• [WORK REQUIRED]
Each line in the entries below that holds the string "title" is to be listed.

****************************************

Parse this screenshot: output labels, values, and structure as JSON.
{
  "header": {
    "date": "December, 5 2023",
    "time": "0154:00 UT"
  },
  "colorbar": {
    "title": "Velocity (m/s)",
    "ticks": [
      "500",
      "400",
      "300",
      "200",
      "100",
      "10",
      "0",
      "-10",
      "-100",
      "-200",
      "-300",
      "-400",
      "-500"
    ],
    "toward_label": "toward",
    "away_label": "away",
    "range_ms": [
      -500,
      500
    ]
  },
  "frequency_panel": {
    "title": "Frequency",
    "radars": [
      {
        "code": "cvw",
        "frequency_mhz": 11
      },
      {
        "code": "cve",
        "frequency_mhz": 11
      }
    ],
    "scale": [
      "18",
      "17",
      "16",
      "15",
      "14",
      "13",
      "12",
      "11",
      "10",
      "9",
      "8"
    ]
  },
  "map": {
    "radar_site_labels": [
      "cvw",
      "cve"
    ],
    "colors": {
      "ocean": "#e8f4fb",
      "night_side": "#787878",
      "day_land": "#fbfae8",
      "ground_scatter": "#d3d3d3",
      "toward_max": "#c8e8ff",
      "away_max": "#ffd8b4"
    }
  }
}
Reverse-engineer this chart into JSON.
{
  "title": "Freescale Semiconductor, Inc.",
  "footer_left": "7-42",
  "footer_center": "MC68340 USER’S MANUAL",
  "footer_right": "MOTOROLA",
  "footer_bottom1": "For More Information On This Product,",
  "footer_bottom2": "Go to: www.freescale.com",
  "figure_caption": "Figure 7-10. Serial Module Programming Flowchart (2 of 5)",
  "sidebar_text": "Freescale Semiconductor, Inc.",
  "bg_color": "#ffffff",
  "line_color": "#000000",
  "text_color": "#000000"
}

****************************************

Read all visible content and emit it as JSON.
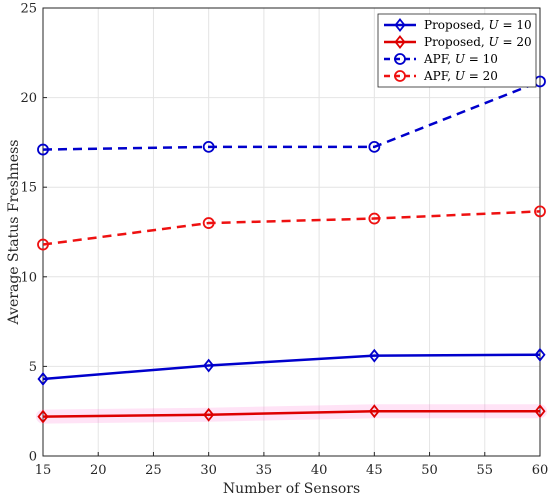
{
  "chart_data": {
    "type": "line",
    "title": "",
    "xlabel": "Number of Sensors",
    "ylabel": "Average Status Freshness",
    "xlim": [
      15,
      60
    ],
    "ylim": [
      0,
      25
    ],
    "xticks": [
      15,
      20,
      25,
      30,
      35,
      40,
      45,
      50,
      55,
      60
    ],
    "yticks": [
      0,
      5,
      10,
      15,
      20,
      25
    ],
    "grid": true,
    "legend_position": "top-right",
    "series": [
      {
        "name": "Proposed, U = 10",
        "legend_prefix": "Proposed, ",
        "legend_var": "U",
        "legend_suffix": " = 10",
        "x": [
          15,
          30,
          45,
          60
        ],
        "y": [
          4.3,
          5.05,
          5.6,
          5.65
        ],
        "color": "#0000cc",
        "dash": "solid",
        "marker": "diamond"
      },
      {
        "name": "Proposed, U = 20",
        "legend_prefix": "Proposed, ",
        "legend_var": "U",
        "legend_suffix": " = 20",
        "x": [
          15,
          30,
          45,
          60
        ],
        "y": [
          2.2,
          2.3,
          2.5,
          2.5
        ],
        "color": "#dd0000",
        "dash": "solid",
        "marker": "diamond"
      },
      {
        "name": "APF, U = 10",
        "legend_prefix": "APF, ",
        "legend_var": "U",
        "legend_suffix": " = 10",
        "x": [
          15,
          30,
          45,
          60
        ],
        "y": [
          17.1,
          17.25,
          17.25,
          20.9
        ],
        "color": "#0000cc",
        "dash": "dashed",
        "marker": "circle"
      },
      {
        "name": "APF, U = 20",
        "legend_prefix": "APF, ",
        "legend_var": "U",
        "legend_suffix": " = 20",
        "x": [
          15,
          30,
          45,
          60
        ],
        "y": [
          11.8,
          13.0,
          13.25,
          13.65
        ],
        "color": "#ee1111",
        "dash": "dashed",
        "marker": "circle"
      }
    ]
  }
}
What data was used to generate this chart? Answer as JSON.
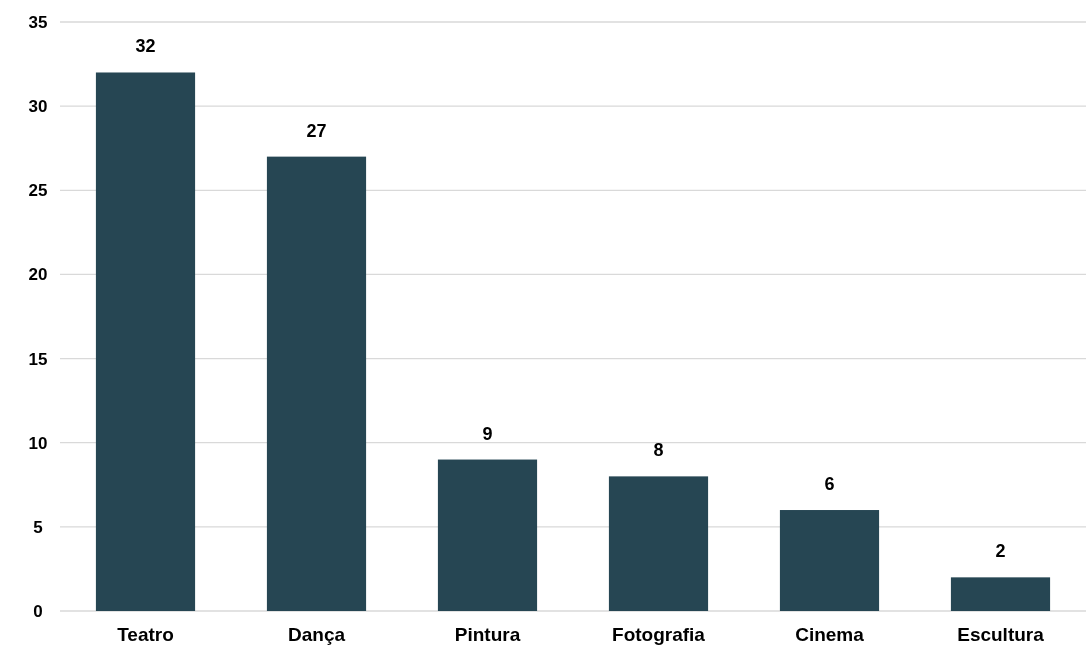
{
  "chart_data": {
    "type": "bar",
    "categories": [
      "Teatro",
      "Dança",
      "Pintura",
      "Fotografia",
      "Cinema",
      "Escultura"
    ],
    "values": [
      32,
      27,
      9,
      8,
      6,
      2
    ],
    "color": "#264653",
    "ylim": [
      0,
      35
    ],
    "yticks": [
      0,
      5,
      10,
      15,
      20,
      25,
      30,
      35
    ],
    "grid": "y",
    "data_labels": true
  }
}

****************************************

• [ANSWER TO THE EXERCISE]
    "title": "Velocity (m/s)",
    "title": "Frequency",
  "title": "Freescale Semiconductor, Inc.",
    "title": "",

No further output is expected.